— Start —

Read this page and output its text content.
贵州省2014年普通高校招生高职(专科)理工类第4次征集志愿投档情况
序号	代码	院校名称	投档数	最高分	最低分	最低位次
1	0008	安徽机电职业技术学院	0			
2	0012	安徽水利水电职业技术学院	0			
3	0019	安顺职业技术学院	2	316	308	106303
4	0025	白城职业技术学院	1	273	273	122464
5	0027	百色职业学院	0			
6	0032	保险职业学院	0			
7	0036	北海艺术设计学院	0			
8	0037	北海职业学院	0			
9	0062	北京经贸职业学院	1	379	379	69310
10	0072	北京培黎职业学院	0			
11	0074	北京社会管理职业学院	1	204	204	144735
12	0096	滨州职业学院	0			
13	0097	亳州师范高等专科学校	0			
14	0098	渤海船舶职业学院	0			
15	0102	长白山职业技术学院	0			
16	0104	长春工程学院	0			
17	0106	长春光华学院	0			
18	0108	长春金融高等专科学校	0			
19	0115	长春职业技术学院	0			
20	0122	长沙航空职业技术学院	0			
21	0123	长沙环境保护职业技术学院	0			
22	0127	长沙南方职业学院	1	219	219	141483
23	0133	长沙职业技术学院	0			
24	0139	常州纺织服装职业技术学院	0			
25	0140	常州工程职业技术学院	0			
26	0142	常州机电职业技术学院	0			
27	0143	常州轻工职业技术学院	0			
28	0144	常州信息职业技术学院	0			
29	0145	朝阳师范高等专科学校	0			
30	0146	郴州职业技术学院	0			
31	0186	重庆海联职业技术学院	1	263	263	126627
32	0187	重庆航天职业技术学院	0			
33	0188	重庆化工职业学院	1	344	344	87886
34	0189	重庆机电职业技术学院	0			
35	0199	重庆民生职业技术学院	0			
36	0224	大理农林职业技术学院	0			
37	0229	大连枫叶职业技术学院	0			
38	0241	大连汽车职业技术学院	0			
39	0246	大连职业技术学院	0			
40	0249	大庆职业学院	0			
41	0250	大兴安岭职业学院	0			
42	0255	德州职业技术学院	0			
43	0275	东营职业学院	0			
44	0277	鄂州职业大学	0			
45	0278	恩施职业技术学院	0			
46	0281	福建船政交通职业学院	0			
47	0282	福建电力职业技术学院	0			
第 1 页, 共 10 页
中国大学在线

— End —

Extract each line of the listing above, copying it word for word.

Read this page and output its text content.
贵州省2014年普通高校招生高职(专科)理工类第4次征集志愿投档情况
序号	代码	院校名称	投档数	最高分	最低分	最低位次
1	0008	安徽机电职业技术学院	0			
2	0012	安徽水利水电职业技术学院	0			
3	0019	安顺职业技术学院	2	316	308	106303
4	0025	白城职业技术学院	1	273	273	122464
5	0027	百色职业学院	0			
6	0032	保险职业学院	0			
7	0036	北海艺术设计学院	0			
8	0037	北海职业学院	0			
9	0062	北京经贸职业学院	1	379	379	69310
10	0072	北京培黎职业学院	0			
11	0074	北京社会管理职业学院	1	204	204	144735
12	0096	滨州职业学院	0			
13	0097	亳州师范高等专科学校	0			
14	0098	渤海船舶职业学院	0			
15	0102	长白山职业技术学院	0			
16	0104	长春工程学院	0			
17	0106	长春光华学院	0			
18	0108	长春金融高等专科学校	0			
19	0115	长春职业技术学院	0			
20	0122	长沙航空职业技术学院	0			
21	0123	长沙环境保护职业技术学院	0			
22	0127	长沙南方职业学院	1	219	219	141483
23	0133	长沙职业技术学院	0			
24	0139	常州纺织服装职业技术学院	0			
25	0140	常州工程职业技术学院	0			
26	0142	常州机电职业技术学院	0			
27	0143	常州轻工职业技术学院	0			
28	0144	常州信息职业技术学院	0			
29	0145	朝阳师范高等专科学校	0			
30	0146	郴州职业技术学院	0			
31	0186	重庆海联职业技术学院	1	263	263	126627
32	0187	重庆航天职业技术学院	0			
33	0188	重庆化工职业学院	1	344	344	87886
34	0189	重庆机电职业技术学院	0			
35	0199	重庆民生职业技术学院	0			
36	0224	大理农林职业技术学院	0			
37	0229	大连枫叶职业技术学院	0			
38	0241	大连汽车职业技术学院	0			
39	0246	大连职业技术学院	0			
40	0249	大庆职业学院	0			
41	0250	大兴安岭职业学院	0			
42	0255	德州职业技术学院	0			
43	0275	东营职业学院	0			
44	0277	鄂州职业大学	0			
45	0278	恩施职业技术学院	0			
46	0281	福建船政交通职业学院	0			
47	0282	福建电力职业技术学院	0			
第 1 页, 共 10 页
中国大学在线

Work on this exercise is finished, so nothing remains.